== WORK REQUIRED ==
From the entries below, extract every line that includes the word "ABC中".

== Data excerpts ==
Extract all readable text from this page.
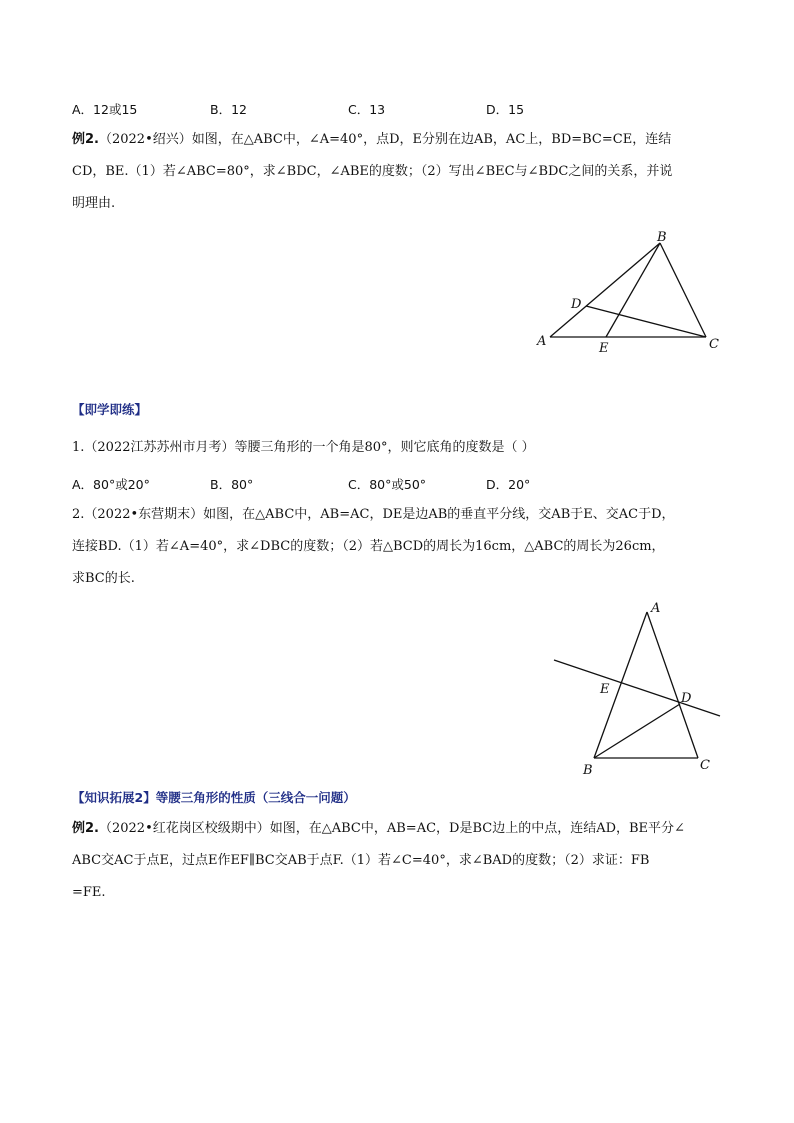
A．12或15	B．12	C．13	D．15
例2.（2022•绍兴）如图，在△ABC中，∠A=40°，点D，E分别在边AB，AC上，BD=BC=CE，连结
CD，BE.（1）若∠ABC=80°，求∠BDC，∠ABE的度数；（2）写出∠BEC与∠BDC之间的关系，并说
明理由.
B
D
A	E	C
【即学即练】
1.（2022江苏苏州市月考）等腰三角形的一个角是80°，则它底角的度数是（ ）
A．80°或20°	B．80°	C．80°或50°	D．20°
2.（2022•东营期末）如图，在△ABC中，AB=AC，DE是边AB的垂直平分线，交AB于E、交AC于D，
连接BD.（1）若∠A=40°，求∠DBC的度数；（2）若△BCD的周长为16cm，△ABC的周长为26cm，
求BC的长.
A
E
D
B	C
【知识拓展2】等腰三角形的性质（三线合一问题）
例2.（2022•红花岗区校级期中）如图，在△ABC中，AB=AC，D是BC边上的中点，连结AD，BE平分∠
ABC交AC于点E，过点E作EF∥BC交AB于点F.（1）若∠C=40°，求∠BAD的度数；（2）求证：FB
=FE.
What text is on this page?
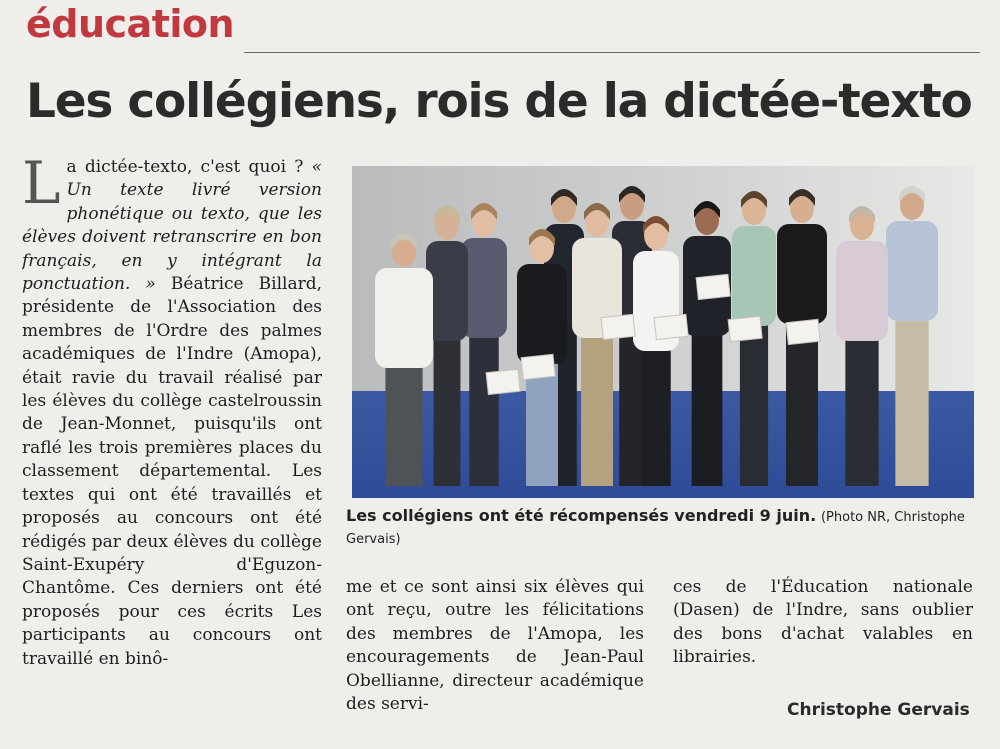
éducation
Les collégiens, rois de la dictée-texto
L a dictée-texto, c'est quoi ? « Un texte livré version phonétique ou texto, que les élèves doivent retranscrire en bon français, en y intégrant la ponctuation. » Béatrice Billard, présidente de l'Association des membres de l'Ordre des palmes académiques de l'Indre (Amopa), était ravie du travail réalisé par les élèves du collège castelroussin de Jean-Monnet, puisqu'ils ont raflé les trois premières places du classement départemental. Les textes qui ont été travaillés et proposés au concours ont été rédigés par deux élèves du collège Saint-Exupéry d'Eguzon-Chantôme. Ces derniers ont été proposés pour ces écrits Les participants au concours ont travaillé en binô-
Les collégiens ont été récompensés vendredi 9 juin. (Photo NR, Christophe Gervais)
me et ce sont ainsi six élèves qui ont reçu, outre les félicitations des membres de l'Amopa, les encouragements de Jean-Paul Obellianne, directeur académique des servi-
ces de l'Éducation nationale (Dasen) de l'Indre, sans oublier des bons d'achat valables en librairies.
Christophe Gervais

== SOLUTION FOR THIS TASK ==
例2.（2022•绍兴）如图，在△ABC中，∠A=40°，点D，E分别在边AB，AC上，BD=BC=CE，连结
2.（2022•东营期末）如图，在△ABC中，AB=AC，DE是边AB的垂直平分线，交AB于E、交AC于D，
例2.（2022•红花岗区校级期中）如图，在△ABC中，AB=AC，D是BC边上的中点，连结AD，BE平分∠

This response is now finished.